Task objective:
Keep only the lines that hold the string "original", filtering out the rest of the entries below.

[Stored data]
──────────
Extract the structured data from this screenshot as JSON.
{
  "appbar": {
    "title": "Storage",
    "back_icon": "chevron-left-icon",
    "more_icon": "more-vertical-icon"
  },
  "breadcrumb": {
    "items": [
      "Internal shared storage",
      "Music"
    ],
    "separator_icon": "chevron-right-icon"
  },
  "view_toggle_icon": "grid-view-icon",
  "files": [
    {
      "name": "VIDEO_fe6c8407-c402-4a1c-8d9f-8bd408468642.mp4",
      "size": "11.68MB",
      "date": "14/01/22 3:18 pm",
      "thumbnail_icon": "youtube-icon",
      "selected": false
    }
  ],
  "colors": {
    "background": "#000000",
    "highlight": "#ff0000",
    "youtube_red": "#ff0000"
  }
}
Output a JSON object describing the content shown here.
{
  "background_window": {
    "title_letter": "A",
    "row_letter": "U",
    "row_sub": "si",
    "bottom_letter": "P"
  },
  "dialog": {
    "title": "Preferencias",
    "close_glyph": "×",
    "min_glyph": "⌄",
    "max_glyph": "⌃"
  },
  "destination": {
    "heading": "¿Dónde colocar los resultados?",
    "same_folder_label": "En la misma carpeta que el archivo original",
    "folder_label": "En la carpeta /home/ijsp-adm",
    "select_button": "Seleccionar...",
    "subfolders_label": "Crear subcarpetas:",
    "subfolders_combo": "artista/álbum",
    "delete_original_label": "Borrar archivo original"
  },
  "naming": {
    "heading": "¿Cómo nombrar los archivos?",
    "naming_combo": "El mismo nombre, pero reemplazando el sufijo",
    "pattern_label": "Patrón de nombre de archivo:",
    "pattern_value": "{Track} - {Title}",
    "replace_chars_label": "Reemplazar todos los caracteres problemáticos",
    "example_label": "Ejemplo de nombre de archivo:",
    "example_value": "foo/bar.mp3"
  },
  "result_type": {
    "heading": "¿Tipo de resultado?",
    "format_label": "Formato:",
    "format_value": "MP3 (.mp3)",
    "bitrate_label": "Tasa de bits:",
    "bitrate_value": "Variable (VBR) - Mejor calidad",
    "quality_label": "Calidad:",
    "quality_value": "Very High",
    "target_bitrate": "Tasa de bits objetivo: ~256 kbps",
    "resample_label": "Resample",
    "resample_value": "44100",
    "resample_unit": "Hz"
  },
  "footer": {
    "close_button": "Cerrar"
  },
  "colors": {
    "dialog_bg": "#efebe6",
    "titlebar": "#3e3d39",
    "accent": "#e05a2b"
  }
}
──────────
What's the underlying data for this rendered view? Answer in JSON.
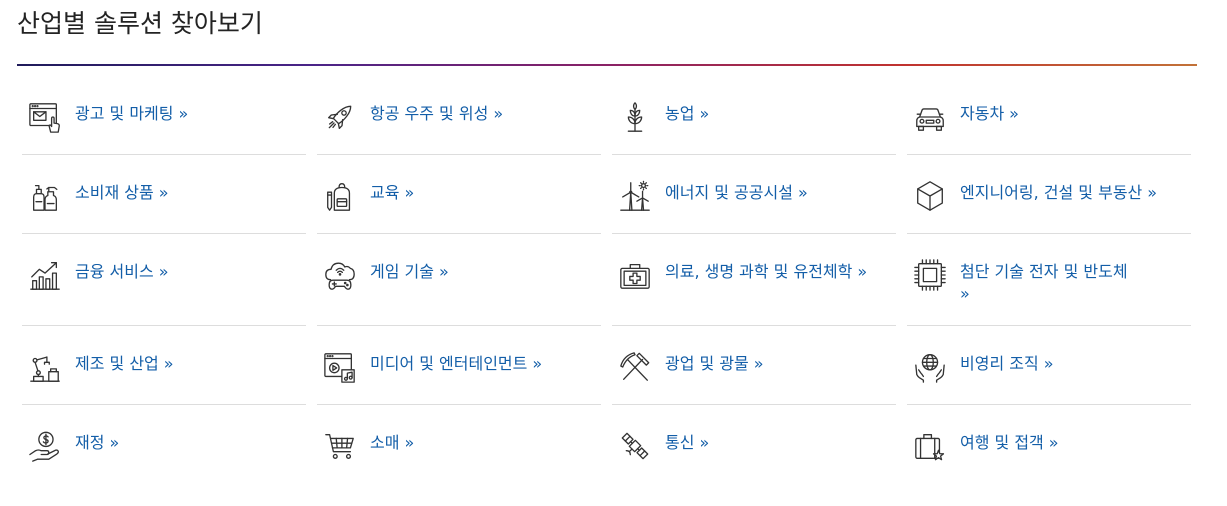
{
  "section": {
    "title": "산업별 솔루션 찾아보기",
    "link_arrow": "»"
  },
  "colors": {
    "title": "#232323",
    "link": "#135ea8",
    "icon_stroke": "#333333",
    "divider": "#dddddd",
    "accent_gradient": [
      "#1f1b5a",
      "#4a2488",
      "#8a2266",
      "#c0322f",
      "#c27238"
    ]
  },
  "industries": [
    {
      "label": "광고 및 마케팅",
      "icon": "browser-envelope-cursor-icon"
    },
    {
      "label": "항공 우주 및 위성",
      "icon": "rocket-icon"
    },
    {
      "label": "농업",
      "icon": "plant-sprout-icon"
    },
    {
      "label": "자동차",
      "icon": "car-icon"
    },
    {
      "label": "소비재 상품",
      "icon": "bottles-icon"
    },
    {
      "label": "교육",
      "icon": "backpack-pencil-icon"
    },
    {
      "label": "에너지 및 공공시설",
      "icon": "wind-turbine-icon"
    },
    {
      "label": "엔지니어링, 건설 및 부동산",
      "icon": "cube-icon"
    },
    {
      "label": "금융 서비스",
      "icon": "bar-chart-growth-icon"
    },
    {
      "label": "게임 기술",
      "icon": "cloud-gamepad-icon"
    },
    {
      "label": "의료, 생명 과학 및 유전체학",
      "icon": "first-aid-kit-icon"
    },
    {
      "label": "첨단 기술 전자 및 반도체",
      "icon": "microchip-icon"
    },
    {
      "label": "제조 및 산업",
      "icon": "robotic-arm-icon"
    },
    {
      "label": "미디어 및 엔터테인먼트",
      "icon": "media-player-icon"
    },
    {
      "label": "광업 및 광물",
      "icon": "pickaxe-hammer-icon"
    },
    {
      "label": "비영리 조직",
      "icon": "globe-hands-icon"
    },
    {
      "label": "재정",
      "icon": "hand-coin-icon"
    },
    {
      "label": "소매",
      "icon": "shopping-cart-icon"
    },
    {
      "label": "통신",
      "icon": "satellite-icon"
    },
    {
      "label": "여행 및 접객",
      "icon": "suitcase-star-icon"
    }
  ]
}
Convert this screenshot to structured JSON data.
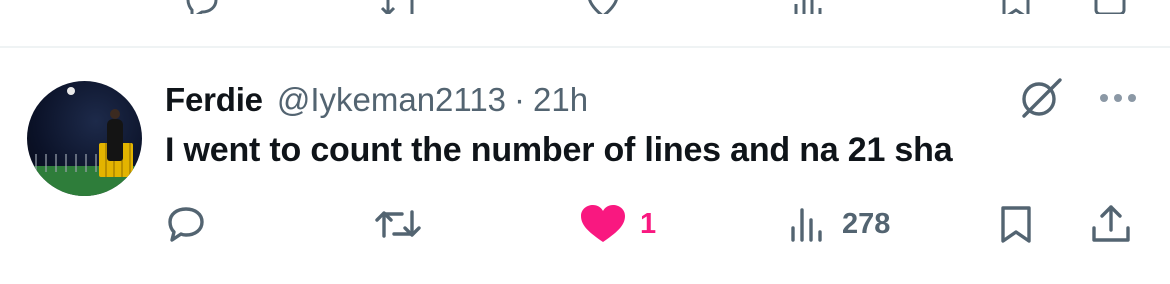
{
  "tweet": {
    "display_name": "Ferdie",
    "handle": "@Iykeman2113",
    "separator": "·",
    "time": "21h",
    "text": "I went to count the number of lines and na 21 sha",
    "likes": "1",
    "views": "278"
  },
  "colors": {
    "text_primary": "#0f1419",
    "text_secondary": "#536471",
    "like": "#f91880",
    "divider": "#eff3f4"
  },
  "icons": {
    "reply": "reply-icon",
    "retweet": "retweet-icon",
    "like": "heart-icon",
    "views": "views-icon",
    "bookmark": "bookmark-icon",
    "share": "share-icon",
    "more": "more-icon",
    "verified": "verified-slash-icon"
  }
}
──────────
Completed task:
    "same_folder_label": "En la misma carpeta que el archivo original",
    "delete_original_label": "Borrar archivo original"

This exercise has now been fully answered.